● **WORK INSTRUCTIONS**:
Reproduce the entries verbatim, from the very first line through the line that contains "text: meditation: or", including that line.

----------

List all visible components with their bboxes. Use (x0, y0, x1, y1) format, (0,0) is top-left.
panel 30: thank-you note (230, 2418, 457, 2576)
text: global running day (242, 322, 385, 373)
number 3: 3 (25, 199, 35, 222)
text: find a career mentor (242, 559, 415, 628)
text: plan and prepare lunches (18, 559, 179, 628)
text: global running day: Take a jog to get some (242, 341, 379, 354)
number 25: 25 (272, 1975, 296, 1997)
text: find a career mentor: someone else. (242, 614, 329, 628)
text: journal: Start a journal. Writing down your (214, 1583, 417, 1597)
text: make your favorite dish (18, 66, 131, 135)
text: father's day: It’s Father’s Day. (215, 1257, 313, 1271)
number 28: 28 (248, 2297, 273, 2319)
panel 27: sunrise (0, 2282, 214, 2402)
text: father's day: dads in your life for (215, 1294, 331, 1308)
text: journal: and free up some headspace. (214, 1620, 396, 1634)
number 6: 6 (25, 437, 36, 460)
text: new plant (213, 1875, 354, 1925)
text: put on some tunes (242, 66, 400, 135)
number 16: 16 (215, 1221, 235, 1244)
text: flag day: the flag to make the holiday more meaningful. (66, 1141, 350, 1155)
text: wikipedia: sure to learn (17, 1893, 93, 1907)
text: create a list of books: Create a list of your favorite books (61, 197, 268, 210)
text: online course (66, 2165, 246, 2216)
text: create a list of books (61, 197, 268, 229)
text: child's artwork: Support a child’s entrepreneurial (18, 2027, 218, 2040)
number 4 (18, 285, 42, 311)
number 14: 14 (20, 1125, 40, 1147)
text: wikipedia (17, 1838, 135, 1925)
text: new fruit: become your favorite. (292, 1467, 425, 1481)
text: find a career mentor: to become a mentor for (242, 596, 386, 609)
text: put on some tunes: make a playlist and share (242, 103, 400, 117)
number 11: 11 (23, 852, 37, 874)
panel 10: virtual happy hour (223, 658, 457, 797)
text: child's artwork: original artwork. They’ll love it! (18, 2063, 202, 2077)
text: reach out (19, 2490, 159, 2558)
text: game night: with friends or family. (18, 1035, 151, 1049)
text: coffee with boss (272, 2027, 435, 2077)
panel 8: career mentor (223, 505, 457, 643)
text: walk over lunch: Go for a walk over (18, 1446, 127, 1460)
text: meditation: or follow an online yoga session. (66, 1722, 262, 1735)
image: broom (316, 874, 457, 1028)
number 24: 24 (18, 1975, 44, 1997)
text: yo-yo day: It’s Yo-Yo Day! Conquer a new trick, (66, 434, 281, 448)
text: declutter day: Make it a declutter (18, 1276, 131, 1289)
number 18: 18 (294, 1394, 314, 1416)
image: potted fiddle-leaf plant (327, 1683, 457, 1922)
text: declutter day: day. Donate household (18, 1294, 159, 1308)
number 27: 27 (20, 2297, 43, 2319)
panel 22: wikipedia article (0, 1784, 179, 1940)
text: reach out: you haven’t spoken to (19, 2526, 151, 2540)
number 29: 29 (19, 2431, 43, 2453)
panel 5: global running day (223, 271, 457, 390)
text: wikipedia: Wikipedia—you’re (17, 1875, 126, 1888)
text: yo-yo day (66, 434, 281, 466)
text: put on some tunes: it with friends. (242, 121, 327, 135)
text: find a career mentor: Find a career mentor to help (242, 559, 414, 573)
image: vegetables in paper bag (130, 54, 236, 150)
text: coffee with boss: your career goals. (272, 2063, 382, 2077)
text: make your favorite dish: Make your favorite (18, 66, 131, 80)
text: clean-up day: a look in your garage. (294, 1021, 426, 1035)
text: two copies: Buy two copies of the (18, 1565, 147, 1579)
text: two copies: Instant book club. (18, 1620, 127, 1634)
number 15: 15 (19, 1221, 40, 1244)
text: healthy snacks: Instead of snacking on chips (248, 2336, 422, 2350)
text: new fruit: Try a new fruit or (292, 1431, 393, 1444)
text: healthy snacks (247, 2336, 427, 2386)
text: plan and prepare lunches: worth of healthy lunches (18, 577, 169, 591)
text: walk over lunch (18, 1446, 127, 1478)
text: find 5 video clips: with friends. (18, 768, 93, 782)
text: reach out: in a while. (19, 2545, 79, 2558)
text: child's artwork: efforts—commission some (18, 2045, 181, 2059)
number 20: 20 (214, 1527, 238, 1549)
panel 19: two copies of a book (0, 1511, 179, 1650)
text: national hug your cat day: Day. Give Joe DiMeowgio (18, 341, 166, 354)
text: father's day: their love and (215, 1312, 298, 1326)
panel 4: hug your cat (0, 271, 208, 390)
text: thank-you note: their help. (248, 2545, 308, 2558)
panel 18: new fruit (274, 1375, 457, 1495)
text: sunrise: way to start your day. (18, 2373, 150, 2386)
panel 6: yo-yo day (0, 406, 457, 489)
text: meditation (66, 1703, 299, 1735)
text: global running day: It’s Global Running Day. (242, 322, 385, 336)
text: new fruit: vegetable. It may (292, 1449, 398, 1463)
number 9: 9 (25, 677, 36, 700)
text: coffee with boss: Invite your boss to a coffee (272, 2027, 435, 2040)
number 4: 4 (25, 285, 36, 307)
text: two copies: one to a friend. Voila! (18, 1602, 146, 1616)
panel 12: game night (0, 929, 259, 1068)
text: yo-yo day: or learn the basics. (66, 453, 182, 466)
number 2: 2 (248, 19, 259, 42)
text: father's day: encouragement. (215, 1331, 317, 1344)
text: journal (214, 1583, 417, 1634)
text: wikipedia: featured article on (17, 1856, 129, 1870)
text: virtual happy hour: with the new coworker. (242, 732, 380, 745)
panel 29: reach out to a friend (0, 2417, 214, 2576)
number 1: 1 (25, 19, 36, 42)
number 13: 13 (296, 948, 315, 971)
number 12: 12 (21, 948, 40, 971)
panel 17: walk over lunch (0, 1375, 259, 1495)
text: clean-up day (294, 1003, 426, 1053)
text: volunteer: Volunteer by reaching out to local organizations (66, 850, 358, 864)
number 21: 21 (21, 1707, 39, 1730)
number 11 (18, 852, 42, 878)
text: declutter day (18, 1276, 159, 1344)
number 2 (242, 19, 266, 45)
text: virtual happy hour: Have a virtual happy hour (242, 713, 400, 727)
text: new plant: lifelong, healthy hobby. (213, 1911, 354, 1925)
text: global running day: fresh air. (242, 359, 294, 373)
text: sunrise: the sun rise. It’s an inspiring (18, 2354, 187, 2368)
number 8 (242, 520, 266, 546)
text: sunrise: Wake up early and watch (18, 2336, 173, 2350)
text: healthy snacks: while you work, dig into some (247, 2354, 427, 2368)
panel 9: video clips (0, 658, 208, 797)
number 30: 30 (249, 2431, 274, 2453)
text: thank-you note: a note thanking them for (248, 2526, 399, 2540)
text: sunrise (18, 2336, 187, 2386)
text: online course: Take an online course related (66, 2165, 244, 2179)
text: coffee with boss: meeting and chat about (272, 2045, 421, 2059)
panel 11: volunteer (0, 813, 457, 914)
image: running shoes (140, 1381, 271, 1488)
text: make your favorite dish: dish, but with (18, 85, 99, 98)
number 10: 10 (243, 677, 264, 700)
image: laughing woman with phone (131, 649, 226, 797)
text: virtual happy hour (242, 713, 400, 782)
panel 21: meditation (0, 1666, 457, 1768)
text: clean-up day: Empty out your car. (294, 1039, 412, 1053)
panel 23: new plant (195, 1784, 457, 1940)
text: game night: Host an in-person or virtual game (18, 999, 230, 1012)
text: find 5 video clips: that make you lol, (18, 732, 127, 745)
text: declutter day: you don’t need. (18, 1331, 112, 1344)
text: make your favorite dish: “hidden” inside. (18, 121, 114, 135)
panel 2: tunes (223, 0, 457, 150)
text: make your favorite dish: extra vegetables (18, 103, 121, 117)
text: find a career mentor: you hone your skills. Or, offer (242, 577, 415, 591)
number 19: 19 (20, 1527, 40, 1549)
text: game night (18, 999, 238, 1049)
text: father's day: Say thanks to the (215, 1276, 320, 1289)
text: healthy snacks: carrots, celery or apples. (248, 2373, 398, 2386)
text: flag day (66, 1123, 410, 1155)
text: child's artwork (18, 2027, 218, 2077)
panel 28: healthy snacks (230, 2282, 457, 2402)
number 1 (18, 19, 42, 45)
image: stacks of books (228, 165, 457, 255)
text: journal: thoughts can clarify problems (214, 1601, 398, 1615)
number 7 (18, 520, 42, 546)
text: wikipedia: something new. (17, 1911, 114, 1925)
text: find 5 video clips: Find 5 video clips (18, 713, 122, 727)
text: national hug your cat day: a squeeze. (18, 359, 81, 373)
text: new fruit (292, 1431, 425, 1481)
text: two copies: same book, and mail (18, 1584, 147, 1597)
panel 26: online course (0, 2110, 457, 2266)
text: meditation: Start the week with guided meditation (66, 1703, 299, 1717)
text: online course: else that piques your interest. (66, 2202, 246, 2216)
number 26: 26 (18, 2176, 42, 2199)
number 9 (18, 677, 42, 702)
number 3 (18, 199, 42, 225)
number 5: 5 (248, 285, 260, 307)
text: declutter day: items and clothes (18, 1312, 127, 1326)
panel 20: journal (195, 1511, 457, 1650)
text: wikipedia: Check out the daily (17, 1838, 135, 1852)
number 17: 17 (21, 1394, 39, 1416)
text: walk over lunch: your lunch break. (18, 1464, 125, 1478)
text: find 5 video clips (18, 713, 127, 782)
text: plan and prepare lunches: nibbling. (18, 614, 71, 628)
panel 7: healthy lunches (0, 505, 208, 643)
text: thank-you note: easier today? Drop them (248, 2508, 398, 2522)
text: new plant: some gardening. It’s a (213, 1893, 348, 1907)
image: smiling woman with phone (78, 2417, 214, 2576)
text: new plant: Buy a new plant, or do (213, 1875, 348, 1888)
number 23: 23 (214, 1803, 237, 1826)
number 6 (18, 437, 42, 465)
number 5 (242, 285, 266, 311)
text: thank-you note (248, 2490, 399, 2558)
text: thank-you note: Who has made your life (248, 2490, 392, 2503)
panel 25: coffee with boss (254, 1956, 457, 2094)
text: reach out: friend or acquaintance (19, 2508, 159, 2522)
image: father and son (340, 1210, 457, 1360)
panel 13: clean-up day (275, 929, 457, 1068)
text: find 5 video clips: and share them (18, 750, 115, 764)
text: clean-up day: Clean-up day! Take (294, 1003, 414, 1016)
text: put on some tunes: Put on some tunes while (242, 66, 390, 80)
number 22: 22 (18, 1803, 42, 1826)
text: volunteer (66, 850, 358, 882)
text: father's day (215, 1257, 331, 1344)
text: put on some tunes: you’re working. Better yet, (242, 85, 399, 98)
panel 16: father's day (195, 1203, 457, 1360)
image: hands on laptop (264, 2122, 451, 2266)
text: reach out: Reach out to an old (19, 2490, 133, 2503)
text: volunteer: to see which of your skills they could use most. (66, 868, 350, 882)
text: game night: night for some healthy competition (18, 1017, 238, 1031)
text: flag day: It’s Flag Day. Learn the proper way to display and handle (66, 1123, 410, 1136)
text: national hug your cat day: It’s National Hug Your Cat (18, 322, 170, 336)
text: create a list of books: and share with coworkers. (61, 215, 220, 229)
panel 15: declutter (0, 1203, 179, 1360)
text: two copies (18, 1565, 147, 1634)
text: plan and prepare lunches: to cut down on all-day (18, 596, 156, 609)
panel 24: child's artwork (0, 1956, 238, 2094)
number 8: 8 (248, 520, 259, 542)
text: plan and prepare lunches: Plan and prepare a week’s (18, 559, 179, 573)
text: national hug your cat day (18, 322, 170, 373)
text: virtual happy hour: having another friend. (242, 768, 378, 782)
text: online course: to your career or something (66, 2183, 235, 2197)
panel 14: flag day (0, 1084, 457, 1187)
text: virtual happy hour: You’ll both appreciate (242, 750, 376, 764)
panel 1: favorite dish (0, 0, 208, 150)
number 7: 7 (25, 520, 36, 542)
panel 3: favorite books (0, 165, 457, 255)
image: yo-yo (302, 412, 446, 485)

----------

● **PROBLEM SOLUTION**:
List all visible components with their bboxes. Use (x0, y0, x1, y1) format, (0,0) is top-left.
panel 30: thank-you note (230, 2418, 457, 2576)
text: global running day (242, 322, 385, 373)
number 3: 3 (25, 199, 35, 222)
text: find a career mentor (242, 559, 415, 628)
text: plan and prepare lunches (18, 559, 179, 628)
text: global running day: Take a jog to get some (242, 341, 379, 354)
number 25: 25 (272, 1975, 296, 1997)
text: find a career mentor: someone else. (242, 614, 329, 628)
text: journal: Start a journal. Writing down your (214, 1583, 417, 1597)
text: make your favorite dish (18, 66, 131, 135)
text: father's day: It’s Father’s Day. (215, 1257, 313, 1271)
number 28: 28 (248, 2297, 273, 2319)
panel 27: sunrise (0, 2282, 214, 2402)
text: father's day: dads in your life for (215, 1294, 331, 1308)
text: journal: and free up some headspace. (214, 1620, 396, 1634)
number 6: 6 (25, 437, 36, 460)
text: new plant (213, 1875, 354, 1925)
text: put on some tunes (242, 66, 400, 135)
number 16: 16 (215, 1221, 235, 1244)
text: flag day: the flag to make the holiday more meaningful. (66, 1141, 350, 1155)
text: wikipedia: sure to learn (17, 1893, 93, 1907)
text: create a list of books: Create a list of your favorite books (61, 197, 268, 210)
text: online course (66, 2165, 246, 2216)
text: create a list of books (61, 197, 268, 229)
text: child's artwork: Support a child’s entrepreneurial (18, 2027, 218, 2040)
number 4 (18, 285, 42, 311)
number 14: 14 (20, 1125, 40, 1147)
text: wikipedia (17, 1838, 135, 1925)
text: new fruit: become your favorite. (292, 1467, 425, 1481)
text: find a career mentor: to become a mentor for (242, 596, 386, 609)
text: put on some tunes: make a playlist and share (242, 103, 400, 117)
number 11: 11 (23, 852, 37, 874)
panel 10: virtual happy hour (223, 658, 457, 797)
text: child's artwork: original artwork. They’ll love it! (18, 2063, 202, 2077)
text: reach out (19, 2490, 159, 2558)
text: game night: with friends or family. (18, 1035, 151, 1049)
text: coffee with boss (272, 2027, 435, 2077)
panel 8: career mentor (223, 505, 457, 643)
text: walk over lunch: Go for a walk over (18, 1446, 127, 1460)
text: meditation: or follow an online yoga session. (66, 1722, 262, 1735)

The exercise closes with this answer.